→ **Excerpt provided**:

A Pragmatic Approach to Ethical Decision-Making in Engineering Practice: Characteristics, Evaluation Criteria, and Implications for Instruction and Assessment

  • Qin Zhu
  • Brent K. Jesiek
Original Paper

Abstract

This paper begins by reviewing dominant themes in current teaching of professional ethics in engineering education. In contrast to more traditional approaches that simulate ethical practice by using ethical theories to reason through micro-level ethical dilemmas, this paper proposes a pragmatic approach to ethics that places more emphasis on the practical plausibility of ethical decision-making. In addition to the quality of ethical justification, the value of a moral action also depends on its effectiveness in solving an ethical dilemma, cultivating healthy working relationships, negotiating existing organizational cultures, and achieving contextual plausibility in everyday professional practice. This paper uses a cross-cultural ethics scenario to further elaborate how a pragmatic approach can help us rethink ethical reasoning, as well as ethics instruction and assessment. This paper is expected to be of interest to educators eager to improve the ability of engineers and other professional students to effectively and appropriately deal with the kinds of everyday ethical issues they will likely face in their careers.

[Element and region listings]
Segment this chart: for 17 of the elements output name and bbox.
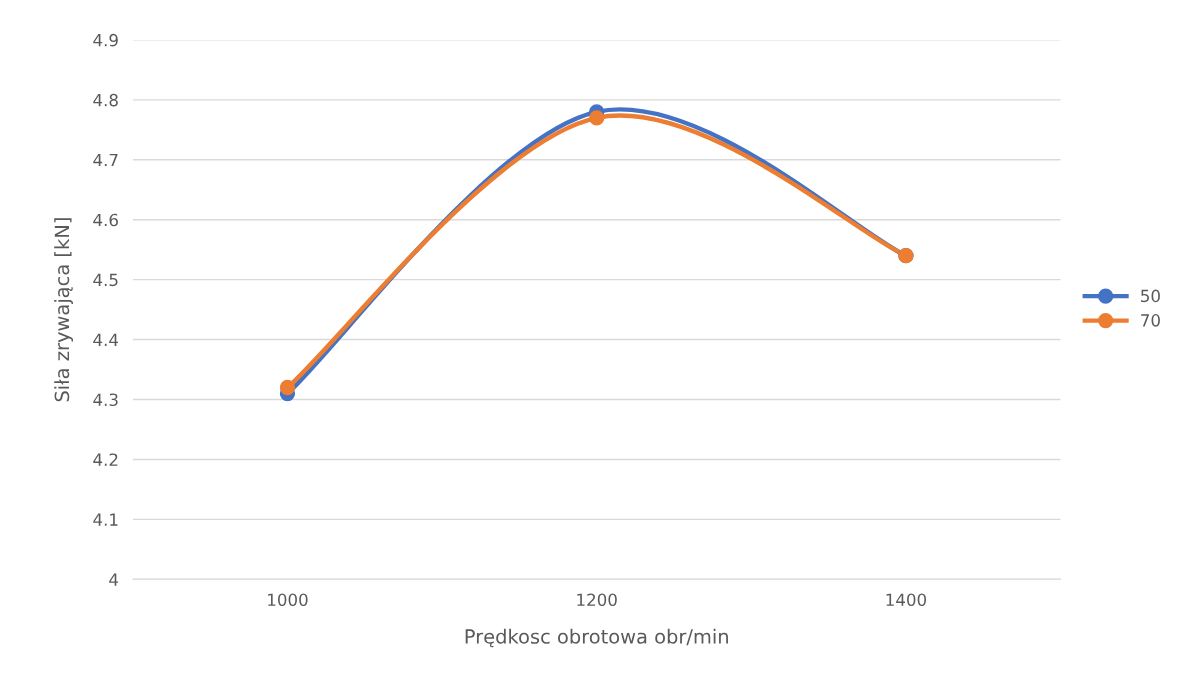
legend-label: 70 bbox=[1141, 314, 1160, 327]
y-tick-label: 4.7 bbox=[93, 153, 118, 167]
y-tick-label: 4.5 bbox=[93, 273, 118, 287]
y-tick-label: 4.6 bbox=[93, 213, 118, 227]
y-tick-label: 4.2 bbox=[93, 453, 118, 466]
x-axis-title: Prędkosc obrotowa obr/min bbox=[465, 628, 728, 648]
y-axis-title: Siła zrywająca [kN] bbox=[54, 218, 74, 402]
y-tick-label: 4.8 bbox=[93, 93, 118, 107]
y-tick-label: 4.4 bbox=[93, 333, 119, 346]
x-tick-label: 1000 bbox=[268, 593, 308, 607]
x-tick-label: 1200 bbox=[577, 593, 617, 607]
legend-label: 50 bbox=[1141, 289, 1160, 303]
x-tick-label: 1400 bbox=[886, 593, 927, 607]
y-tick-label: 4 bbox=[109, 573, 119, 586]
y-tick-label: 4.1 bbox=[93, 513, 118, 526]
y-tick-label: 4.9 bbox=[93, 33, 118, 47]
y-tick-label: 4.3 bbox=[93, 393, 118, 407]
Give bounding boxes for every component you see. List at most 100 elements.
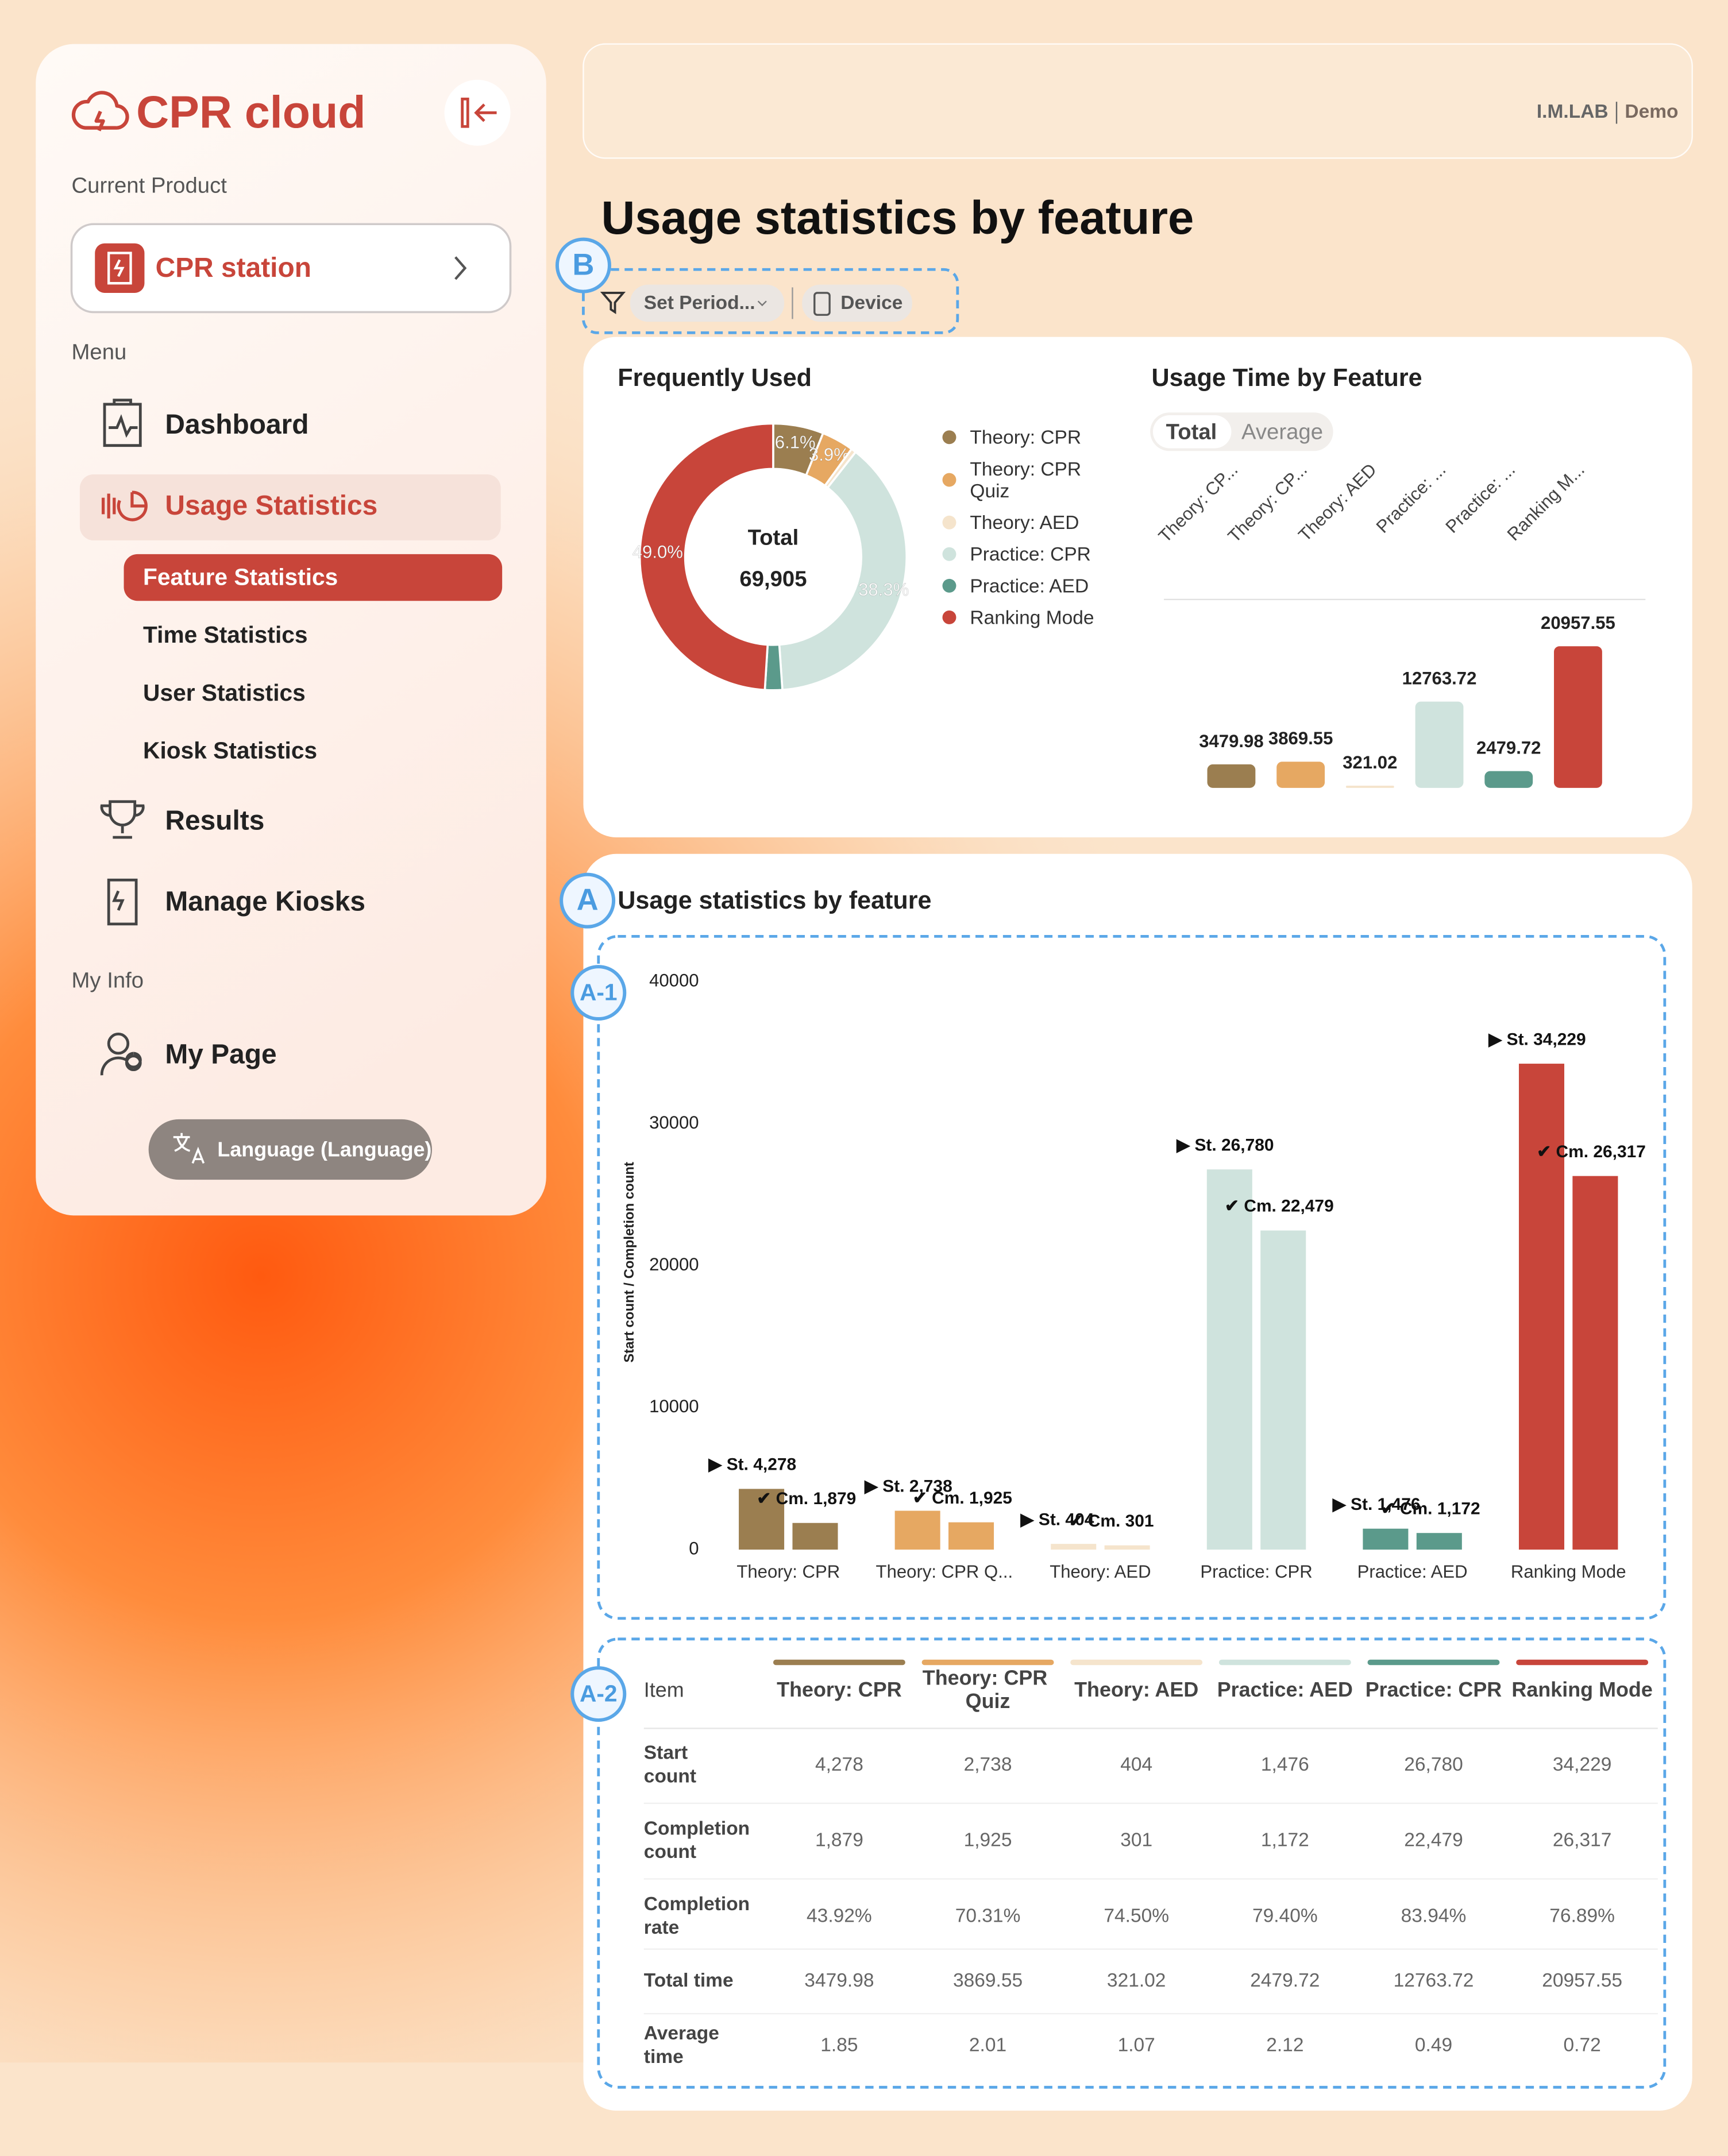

→ **Exercise instructions**:
- A) What kind of scenario does the abstract on pragmatic ethics in engineering say the paper uses to elaborate its approach?
- B) According to the abstract on pragmatic ethics in engineering, why should the value of a moral action be judged by more than the quality of its ethical justification? Answer in one to three sentences.
- C) Carry on the paper on pragmatic ethical decision-making in engineering practice after its abstract.

→ **Task responses**:
- A) A cross-cultural ethics scenario.

- B) The value of a moral action also depends on how effectively it solves an ethical dilemma, cultivates healthy working relationships, and negotiates existing organizational cultures. It also depends on whether it achieves contextual plausibility in everyday professional practice.

- C)
Keywords

Pragmatic ethics Engineering ethics Ethics education Ethics assessment Scenario-based education 

Notes

Acknowledgments

We would like to thank the three anonymous reviewers for their insightful comments which significantly improved the quality of this paper. An earlier version of this paper was presented at the 17th International Conference on Ethics Across the Curriculum in Greenville, South Carolina, October 8–10, 2015. These materials are based in part upon work supported by the National Science Foundation under Grant No. 1160455. Any opinions, findings, and conclusions or recommendations expressed in these materials are those of the author(s) and do not necessarily reflect the views of the National Science Foundation.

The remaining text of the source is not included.